____ Source data

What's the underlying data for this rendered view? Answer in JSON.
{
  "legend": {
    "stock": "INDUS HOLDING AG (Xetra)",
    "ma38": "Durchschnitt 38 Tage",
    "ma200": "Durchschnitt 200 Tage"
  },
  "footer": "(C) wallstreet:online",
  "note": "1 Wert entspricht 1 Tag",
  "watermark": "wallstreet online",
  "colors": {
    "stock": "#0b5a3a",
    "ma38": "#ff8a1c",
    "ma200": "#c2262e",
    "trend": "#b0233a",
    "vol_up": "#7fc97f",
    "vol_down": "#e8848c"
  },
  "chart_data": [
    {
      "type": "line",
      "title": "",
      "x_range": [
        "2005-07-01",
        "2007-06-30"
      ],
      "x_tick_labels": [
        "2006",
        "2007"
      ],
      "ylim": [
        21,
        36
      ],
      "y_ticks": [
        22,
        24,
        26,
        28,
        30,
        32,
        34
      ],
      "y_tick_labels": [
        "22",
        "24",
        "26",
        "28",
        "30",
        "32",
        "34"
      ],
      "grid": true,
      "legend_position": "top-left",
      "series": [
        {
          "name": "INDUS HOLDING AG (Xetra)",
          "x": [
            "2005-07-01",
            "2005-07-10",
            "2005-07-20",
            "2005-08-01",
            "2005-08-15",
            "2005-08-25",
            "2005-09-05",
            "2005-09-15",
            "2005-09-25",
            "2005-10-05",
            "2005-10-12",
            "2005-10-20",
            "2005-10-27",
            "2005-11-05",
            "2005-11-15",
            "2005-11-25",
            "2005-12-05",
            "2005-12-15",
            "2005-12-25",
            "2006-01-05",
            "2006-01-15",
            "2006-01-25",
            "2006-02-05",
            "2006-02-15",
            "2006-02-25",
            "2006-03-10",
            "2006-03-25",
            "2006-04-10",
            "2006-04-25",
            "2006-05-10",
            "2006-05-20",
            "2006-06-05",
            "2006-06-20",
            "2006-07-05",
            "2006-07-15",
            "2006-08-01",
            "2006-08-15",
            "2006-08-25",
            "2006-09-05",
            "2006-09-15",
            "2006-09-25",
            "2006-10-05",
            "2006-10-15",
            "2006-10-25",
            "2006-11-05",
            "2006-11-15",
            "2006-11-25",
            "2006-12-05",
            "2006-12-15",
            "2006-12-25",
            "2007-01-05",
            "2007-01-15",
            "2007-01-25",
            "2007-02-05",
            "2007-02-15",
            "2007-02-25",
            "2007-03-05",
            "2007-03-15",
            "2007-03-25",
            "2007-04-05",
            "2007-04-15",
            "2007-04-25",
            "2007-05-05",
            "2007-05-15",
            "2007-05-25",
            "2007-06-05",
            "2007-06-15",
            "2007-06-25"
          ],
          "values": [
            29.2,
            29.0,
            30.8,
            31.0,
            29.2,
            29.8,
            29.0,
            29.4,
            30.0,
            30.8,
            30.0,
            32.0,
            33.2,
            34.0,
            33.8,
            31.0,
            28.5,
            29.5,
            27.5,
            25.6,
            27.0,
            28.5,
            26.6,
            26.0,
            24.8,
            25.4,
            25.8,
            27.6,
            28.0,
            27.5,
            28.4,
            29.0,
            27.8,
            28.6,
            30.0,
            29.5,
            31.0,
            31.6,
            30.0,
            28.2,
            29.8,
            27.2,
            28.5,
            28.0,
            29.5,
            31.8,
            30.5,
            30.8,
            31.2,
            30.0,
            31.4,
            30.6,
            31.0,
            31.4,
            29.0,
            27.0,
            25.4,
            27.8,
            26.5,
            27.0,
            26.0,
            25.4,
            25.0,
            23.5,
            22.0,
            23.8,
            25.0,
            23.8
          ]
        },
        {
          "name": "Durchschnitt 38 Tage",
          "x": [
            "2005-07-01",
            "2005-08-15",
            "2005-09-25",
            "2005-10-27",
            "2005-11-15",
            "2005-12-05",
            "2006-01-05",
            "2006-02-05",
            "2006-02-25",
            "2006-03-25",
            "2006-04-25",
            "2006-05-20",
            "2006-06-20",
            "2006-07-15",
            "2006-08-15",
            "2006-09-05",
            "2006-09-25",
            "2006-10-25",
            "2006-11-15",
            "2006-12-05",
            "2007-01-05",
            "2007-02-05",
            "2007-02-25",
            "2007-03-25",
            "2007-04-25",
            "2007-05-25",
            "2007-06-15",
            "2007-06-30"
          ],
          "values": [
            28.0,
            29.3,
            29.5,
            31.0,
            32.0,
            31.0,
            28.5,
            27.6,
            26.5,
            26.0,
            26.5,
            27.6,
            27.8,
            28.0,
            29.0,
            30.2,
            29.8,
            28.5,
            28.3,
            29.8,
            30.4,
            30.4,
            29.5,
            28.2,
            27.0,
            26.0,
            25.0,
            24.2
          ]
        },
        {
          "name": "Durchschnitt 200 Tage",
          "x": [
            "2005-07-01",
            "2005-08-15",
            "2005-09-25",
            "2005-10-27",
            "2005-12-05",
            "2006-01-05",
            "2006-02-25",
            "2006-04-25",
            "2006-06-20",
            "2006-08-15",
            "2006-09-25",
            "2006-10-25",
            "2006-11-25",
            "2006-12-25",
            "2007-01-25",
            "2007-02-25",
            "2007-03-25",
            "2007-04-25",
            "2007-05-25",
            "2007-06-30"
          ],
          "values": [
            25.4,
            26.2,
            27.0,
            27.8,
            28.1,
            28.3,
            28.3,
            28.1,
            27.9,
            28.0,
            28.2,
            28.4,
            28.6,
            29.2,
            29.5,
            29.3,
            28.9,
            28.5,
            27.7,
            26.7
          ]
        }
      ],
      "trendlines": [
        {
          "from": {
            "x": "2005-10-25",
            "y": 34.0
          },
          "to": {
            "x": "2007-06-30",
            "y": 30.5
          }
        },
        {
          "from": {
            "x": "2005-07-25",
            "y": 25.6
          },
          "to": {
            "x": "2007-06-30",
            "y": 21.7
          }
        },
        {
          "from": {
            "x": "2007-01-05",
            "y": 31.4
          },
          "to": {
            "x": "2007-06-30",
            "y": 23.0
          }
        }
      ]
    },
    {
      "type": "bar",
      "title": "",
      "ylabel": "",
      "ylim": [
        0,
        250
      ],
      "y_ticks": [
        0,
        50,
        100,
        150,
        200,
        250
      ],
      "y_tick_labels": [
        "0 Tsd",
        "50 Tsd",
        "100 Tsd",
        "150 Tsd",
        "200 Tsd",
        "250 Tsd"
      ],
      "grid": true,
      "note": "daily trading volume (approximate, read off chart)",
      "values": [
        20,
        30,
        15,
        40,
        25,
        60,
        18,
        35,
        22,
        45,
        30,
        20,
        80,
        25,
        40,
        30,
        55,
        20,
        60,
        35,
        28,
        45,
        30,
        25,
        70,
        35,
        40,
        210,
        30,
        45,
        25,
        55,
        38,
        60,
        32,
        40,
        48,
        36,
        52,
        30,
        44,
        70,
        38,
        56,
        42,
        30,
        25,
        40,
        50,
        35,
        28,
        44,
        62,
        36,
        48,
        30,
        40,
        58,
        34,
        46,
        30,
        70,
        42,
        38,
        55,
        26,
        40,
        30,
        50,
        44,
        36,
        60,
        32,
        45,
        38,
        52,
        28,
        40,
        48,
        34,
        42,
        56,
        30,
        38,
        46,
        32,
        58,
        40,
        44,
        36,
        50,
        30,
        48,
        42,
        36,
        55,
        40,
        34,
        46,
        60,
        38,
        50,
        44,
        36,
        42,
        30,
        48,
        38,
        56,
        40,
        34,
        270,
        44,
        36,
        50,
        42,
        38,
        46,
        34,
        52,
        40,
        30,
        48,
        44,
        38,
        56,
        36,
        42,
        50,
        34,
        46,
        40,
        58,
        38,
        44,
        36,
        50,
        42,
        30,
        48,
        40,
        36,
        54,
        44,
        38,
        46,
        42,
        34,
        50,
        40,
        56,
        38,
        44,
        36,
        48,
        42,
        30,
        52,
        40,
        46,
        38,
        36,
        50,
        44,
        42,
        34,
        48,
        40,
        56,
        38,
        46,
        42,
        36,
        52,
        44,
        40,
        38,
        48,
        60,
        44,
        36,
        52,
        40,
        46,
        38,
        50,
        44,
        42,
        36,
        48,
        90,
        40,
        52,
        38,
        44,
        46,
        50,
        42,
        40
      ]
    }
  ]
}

________

# What the task asks
Scan the material and collect every line that contains "stock".

# Finished exercise
    "stock": "INDUS HOLDING AG (Xetra)",
    "stock": "#0b5a3a",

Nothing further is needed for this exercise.